──────── Source records

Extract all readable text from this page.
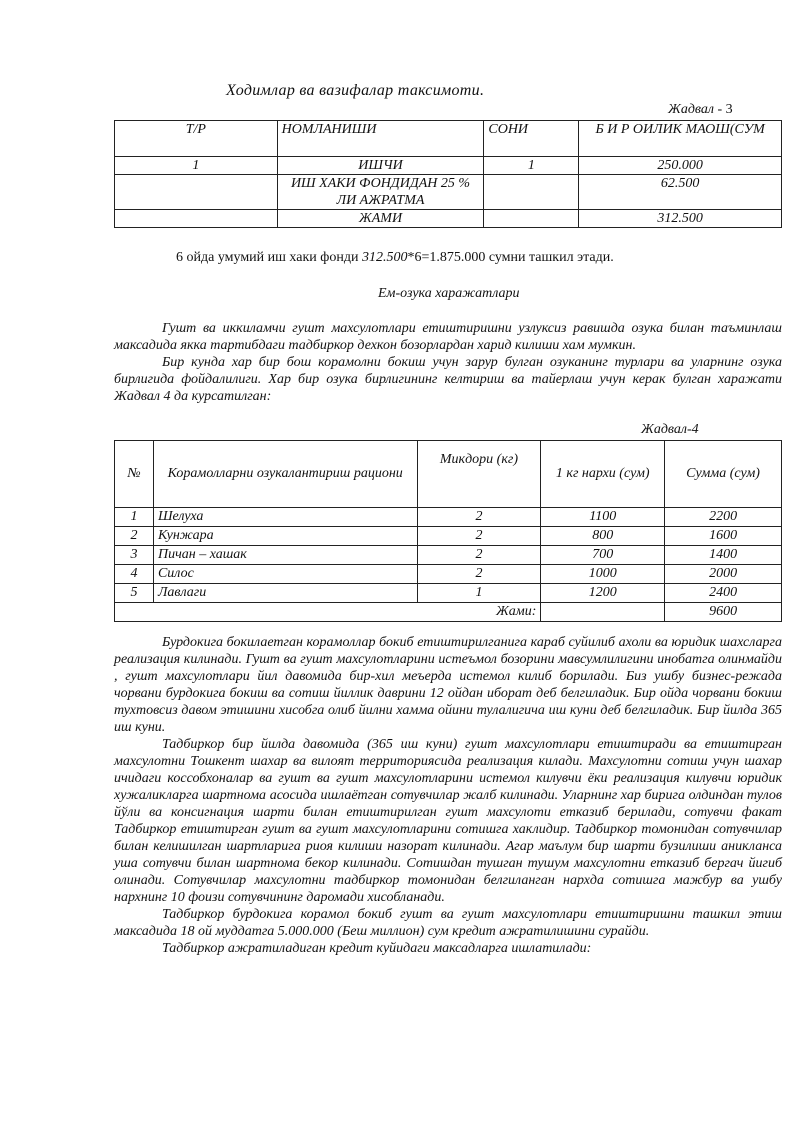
Ходимлар ва вазифалар таксимоти.
Жадвал - 3
Т/Р	НОМЛАНИШИ	СОНИ	Б И Р ОИЛИК МАОШ(СУМ
1	ИШЧИ	1	250.000
	ИШ ХАКИ ФОНДИДАН 25 % ЛИ АЖРАТМА		62.500
	ЖАМИ		312.500
6 ойда умумий иш хаки фонди 312.500*6=1.875.000 сумни ташкил этади.
Ем-озука харажатлари

Гушт ва иккиламчи гушт махсулотлари етиштиришни узлуксиз равишда озука билан таъминлаш максадида якка тартибдаги тадбиркор дехкон бозорлардан харид килиши хам мумкин.

Бир кунда хар бир бош корамолни бокиш учун зарур булган озуканинг турлари ва уларнинг озука бирлигида фойдалилиги. Хар бир озука бирлигининг келтириш ва тайерлаш учун керак булган харажати Жадвал 4 да курсатилган:

Жадвал-4
№	Корамолларни озукалантириш рациони	Микдори (кг)	1 кг нархи (сум)	Сумма (сум)
1	Шелуха	2	1100	2200
2	Кунжара	2	800	1600
3	Пичан – хашак	2	700	1400
4	Силос	2	1000	2000
5	Лавлаги	1	1200	2400
Жами:				9600

Бурдокига бокилаетган корамоллар бокиб етиштирилганига караб суйилиб ахоли ва юридик шахсларга реализация килинади. Гушт ва гушт махсулотларини истеъмол бозорини мавсумлилигини инобатга олинмайди , гушт махсулотлари йил давомида бир-хил меъерда истемол килиб борилади. Биз ушбу бизнес-режада чорвани бурдокига бокиш ва сотиш йиллик даврини 12 ойдан иборат деб белгиладик. Бир ойда чорвани бокиш тухтовсиз давом этишини хисобга олиб йилни хамма ойини тулалигича иш куни деб белгиладик. Бир йилда 365 иш куни.

Тадбиркор бир йилда давомида (365 иш куни) гушт махсулотлари етиштиради ва етиштирган махсулотни Тошкент шахар ва вилоят территориясида реализация килади. Махсулотни сотиш учун шахар ичидаги коссобхоналар ва гушт ва гушт махсулотларини истемол килувчи ёки реализация килувчи юридик хужаликларга шартнома асосида ишлаётган сотувчилар жалб килинади. Уларнинг хар бирига олдиндан тулов йўли ва консигнация шарти билан етиштирилган гушт махсулоти етказиб берилади, сотувчи факат Тадбиркор етиштирган гушт ва гушт махсулотларини сотишга хаклидир. Тадбиркор томонидан сотувчилар билан келишилган шартларига риоя килиши назорат килинади. Агар маълум бир шарти бузилиши аникланса уша сотувчи билан шартнома бекор килинади. Сотишдан тушган тушум махсулотни етказиб бергач йигиб олинади. Сотувчилар махсулотни тадбиркор томонидан белгиланган нархда сотишга мажбур ва ушбу нархнинг 10 фоизи сотувчининг даромади хисобланади.

Тадбиркор бурдокига корамол бокиб гушт ва гушт махсулотлари етиштиришни ташкил этиш максадида 18 ой муддатга 5.000.000 (Беш миллион) сум кредит ажратилишини сурайди.

Тадбиркор ажратиладиган кредит куйидаги максадларга ишлатилади:
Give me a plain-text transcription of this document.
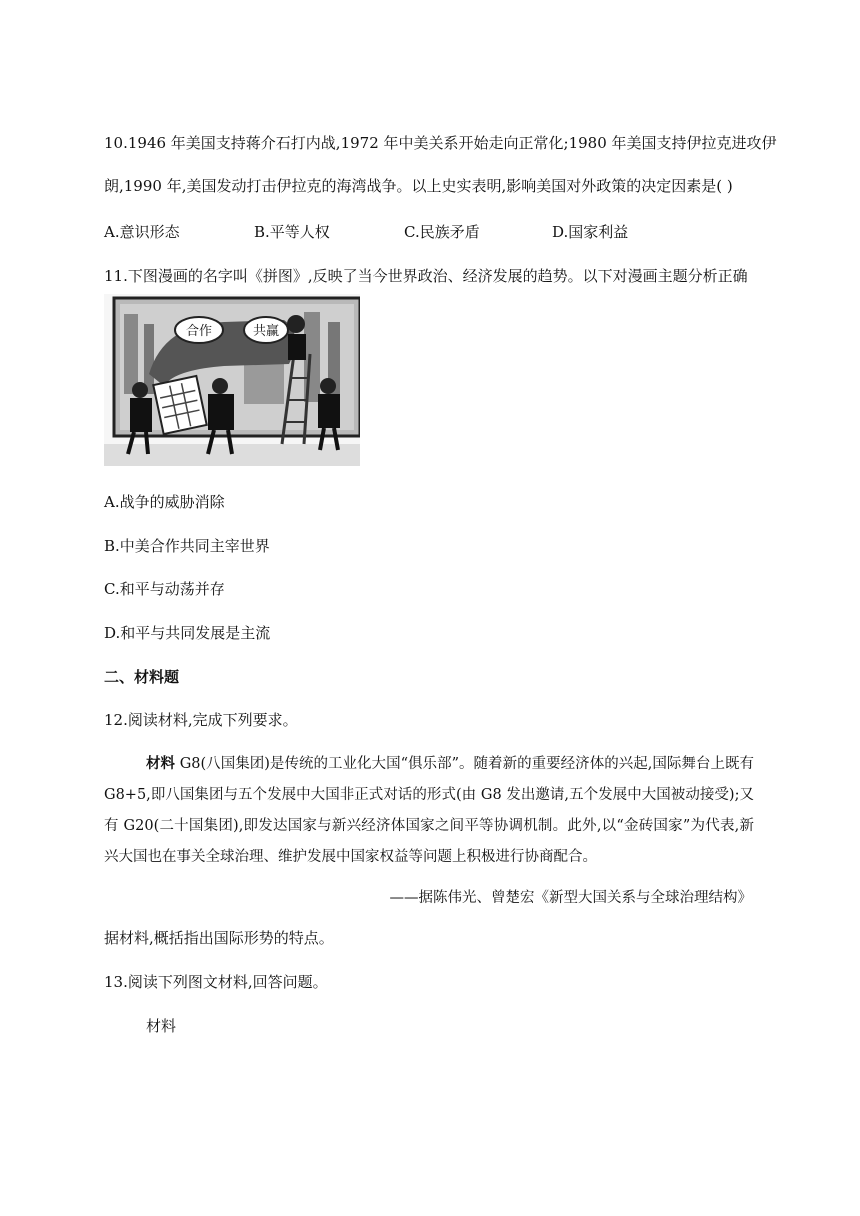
10.1946 年美国支持蒋介石打内战,1972 年中美关系开始走向正常化;1980 年美国支持伊拉克进攻伊
朗,1990 年,美国发动打击伊拉克的海湾战争。以上史实表明,影响美国对外政策的决定因素是( )
A.意识形态	B.平等人权	C.民族矛盾	D.国家利益
11.下图漫画的名字叫《拼图》,反映了当今世界政治、经济发展的趋势。以下对漫画主题分析正确
合作	共赢
A.战争的威胁消除
B.中美合作共同主宰世界
C.和平与动荡并存
D.和平与共同发展是主流
二、材料题
12.阅读材料,完成下列要求。
材料 G8(八国集团)是传统的工业化大国“俱乐部”。随着新的重要经济体的兴起,国际舞台上既有 G8+5,即八国集团与五个发展中大国非正式对话的形式(由 G8 发出邀请,五个发展中大国被动接受);又有 G20(二十国集团),即发达国家与新兴经济体国家之间平等协调机制。此外,以“金砖国家”为代表,新兴大国也在事关全球治理、维护发展中国家权益等问题上积极进行协商配合。
——据陈伟光、曾楚宏《新型大国关系与全球治理结构》
据材料,概括指出国际形势的特点。
13.阅读下列图文材料,回答问题。
材料
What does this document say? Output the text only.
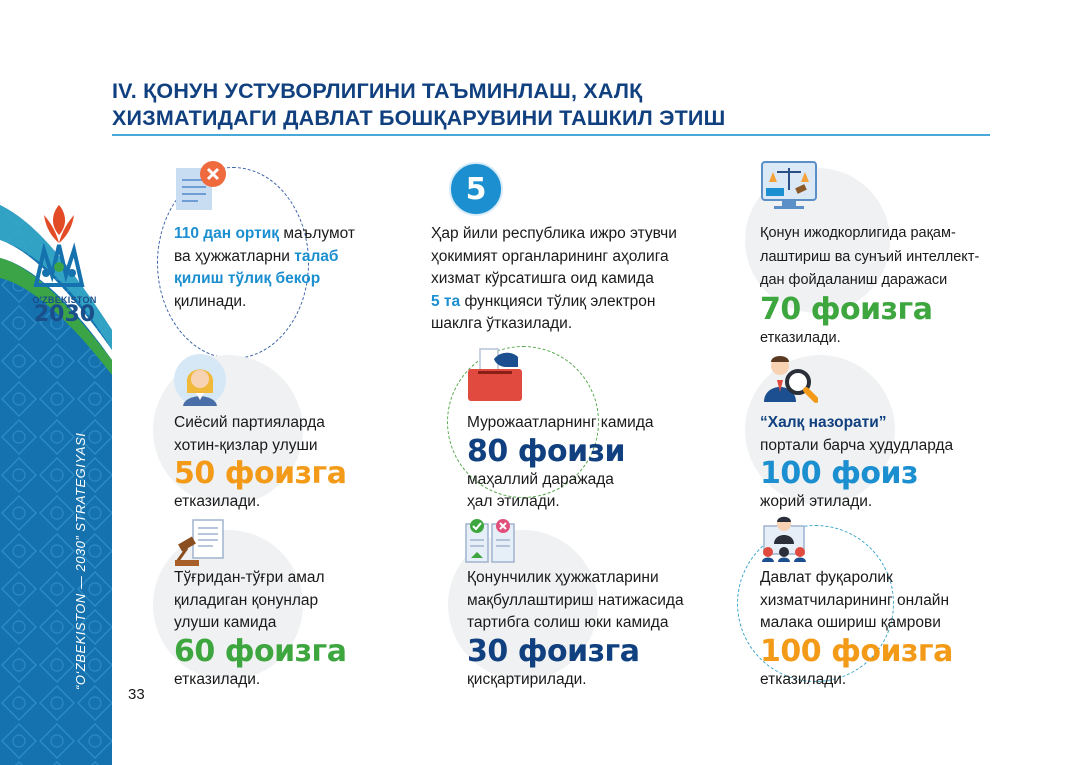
O'ZBEKISTON
2030
“O‘ZBEKISTON — 2030” STRATEGIYASI
33
IV. ҚОНУН УСТУВОРЛИГИНИ ТАЪМИНЛАШ, ХАЛҚ
ХИЗМАТИДАГИ ДАВЛАТ БОШҚАРУВИНИ ТАШКИЛ ЭТИШ
110 дан ортиқ маълумот
ва ҳужжатларни талаб
қилиш тўлиқ бекор
қилинади.
5
Ҳар йили республика ижро этувчи
ҳокимият органларининг аҳолига
хизмат кўрсатишга оид камида
5 та функцияси тўлиқ электрон
шаклга ўтказилади.
Қонун ижодкорлигида рақам-
лаштириш ва сунъий интеллект-
дан фойдаланиш даражаси
70 фоизга
етказилади.
Сиёсий партияларда
хотин-қизлар улуши
50 фоизга
етказилади.
Мурожаатларнинг камида
80 фоизи
маҳаллий даражада
ҳал этилади.
“Халқ назорати”
портали барча ҳудудларда
100 фоиз
жорий этилади.
Тўғридан-тўғри амал
қиладиган қонунлар
улуши камида
60 фоизга
етказилади.
Қонунчилик ҳужжатларини
мақбуллаштириш натижасида
тартибга солиш юки камида
30 фоизга
қисқартирилади.
Давлат фуқаролик
хизматчиларининг онлайн
малака ошириш қамрови
100 фоизга
етказилади.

────────────────

:: Short task ::
In the listing, find every line containing the word "максадида" and list it.

:: Solution to the exercise ::
Гушт ва иккиламчи гушт махсулотлари етиштиришни узлуксиз равишда озука билан таъминлаш максадида якка тартибдаги тадбиркор дехкон бозорлардан харид килиши хам мумкин.
Тадбиркор бурдокига корамол бокиб гушт ва гушт махсулотлари етиштиришни ташкил этиш максадида 18 ой муддатга 5.000.000 (Беш миллион) сум кредит ажратилишини сурайди.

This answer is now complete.